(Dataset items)
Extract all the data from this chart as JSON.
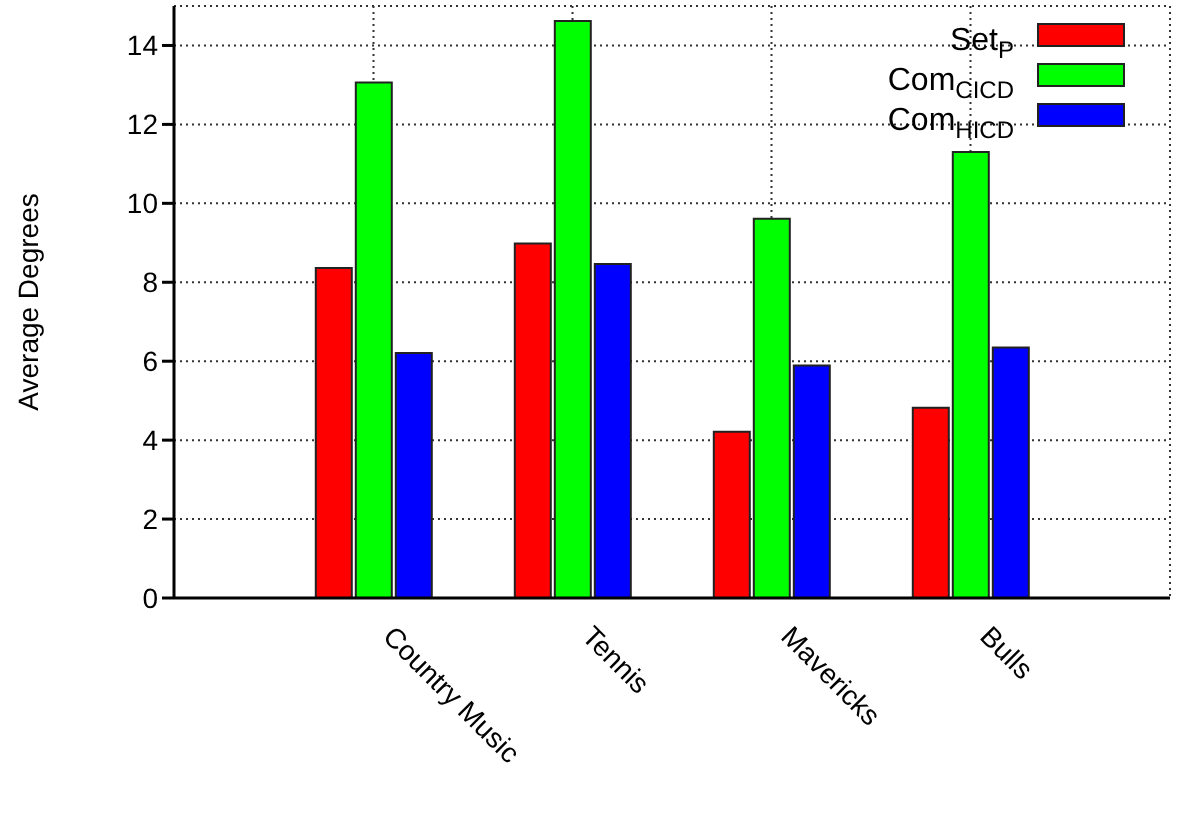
{
  "chart_data": {
    "type": "bar",
    "ylabel": "Average Degrees",
    "categories": [
      "Country Music",
      "Tennis",
      "Mavericks",
      "Bulls"
    ],
    "series": [
      {
        "name": "Set$_{P}$",
        "color": "#ff0000",
        "values": [
          8.36,
          8.98,
          4.21,
          4.82
        ]
      },
      {
        "name": "Com$_{CICD}$",
        "color": "#00ff00",
        "values": [
          13.06,
          14.62,
          9.61,
          11.3
        ]
      },
      {
        "name": "Com$_{HICD}$",
        "color": "#0000ff",
        "values": [
          6.21,
          8.46,
          5.89,
          6.35
        ]
      }
    ],
    "ylim": [
      0,
      15
    ],
    "yticks": [
      0,
      2,
      4,
      6,
      8,
      10,
      12,
      14
    ],
    "grid": true,
    "legend": "top right"
  }
}
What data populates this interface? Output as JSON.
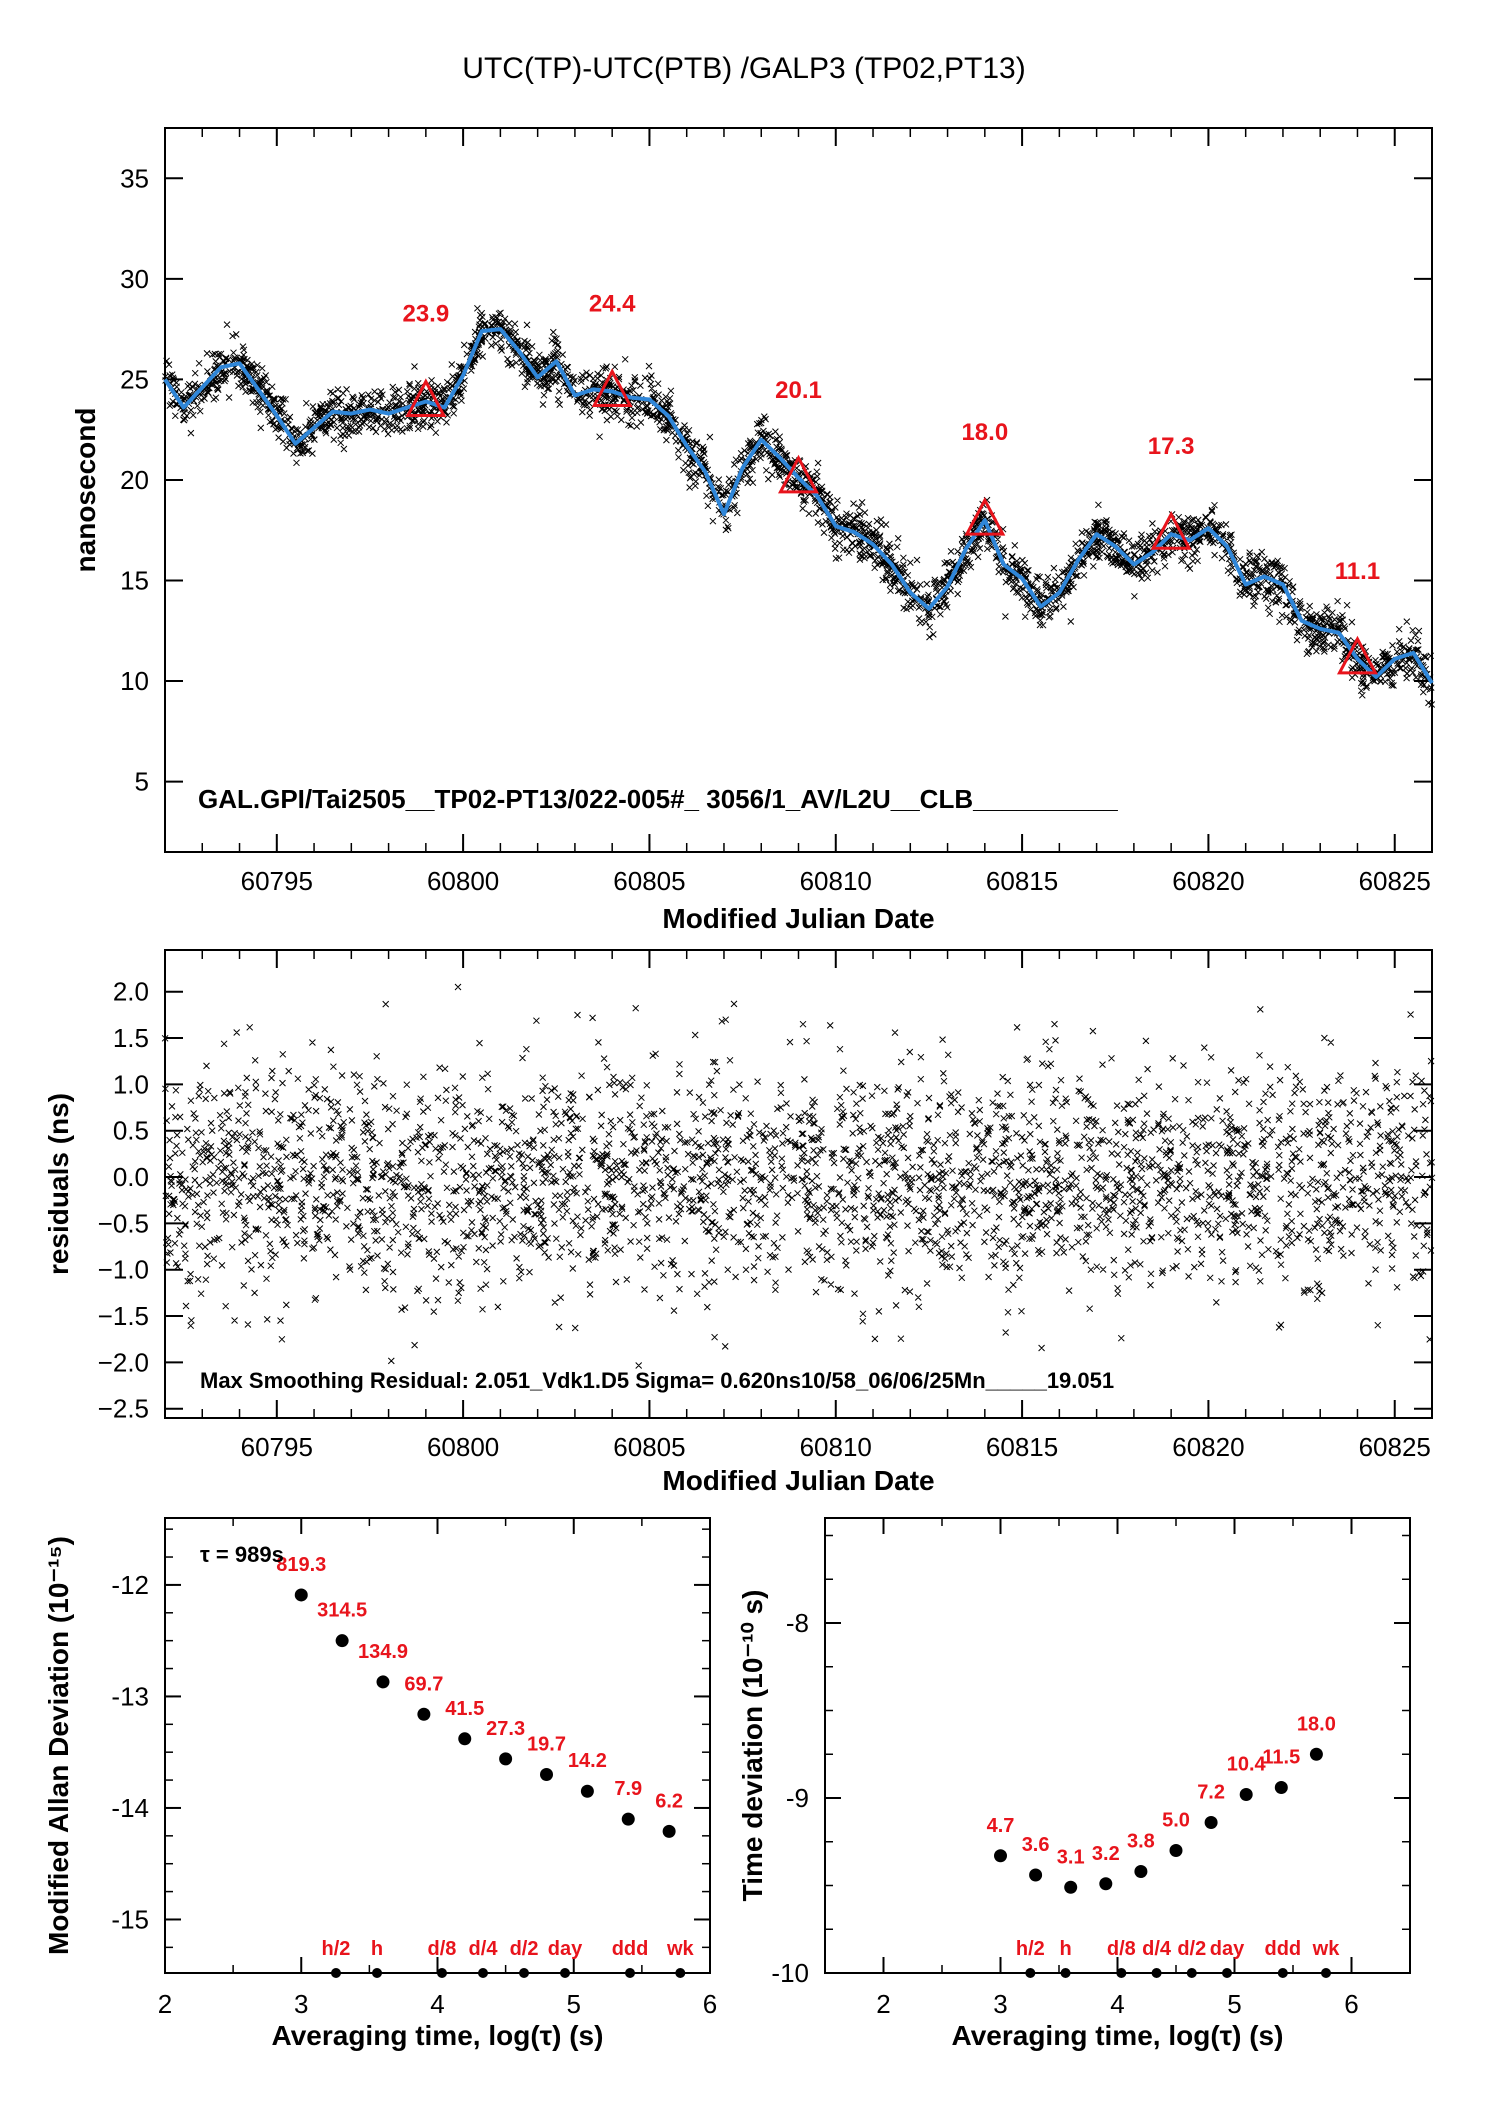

## Task to complete
Scan the listing above for the word "JSON" and copy every line that holds it.

## Answer for this exercise
Extract all the data from this chart as JSON.
What data populates this interface? Output as JSON.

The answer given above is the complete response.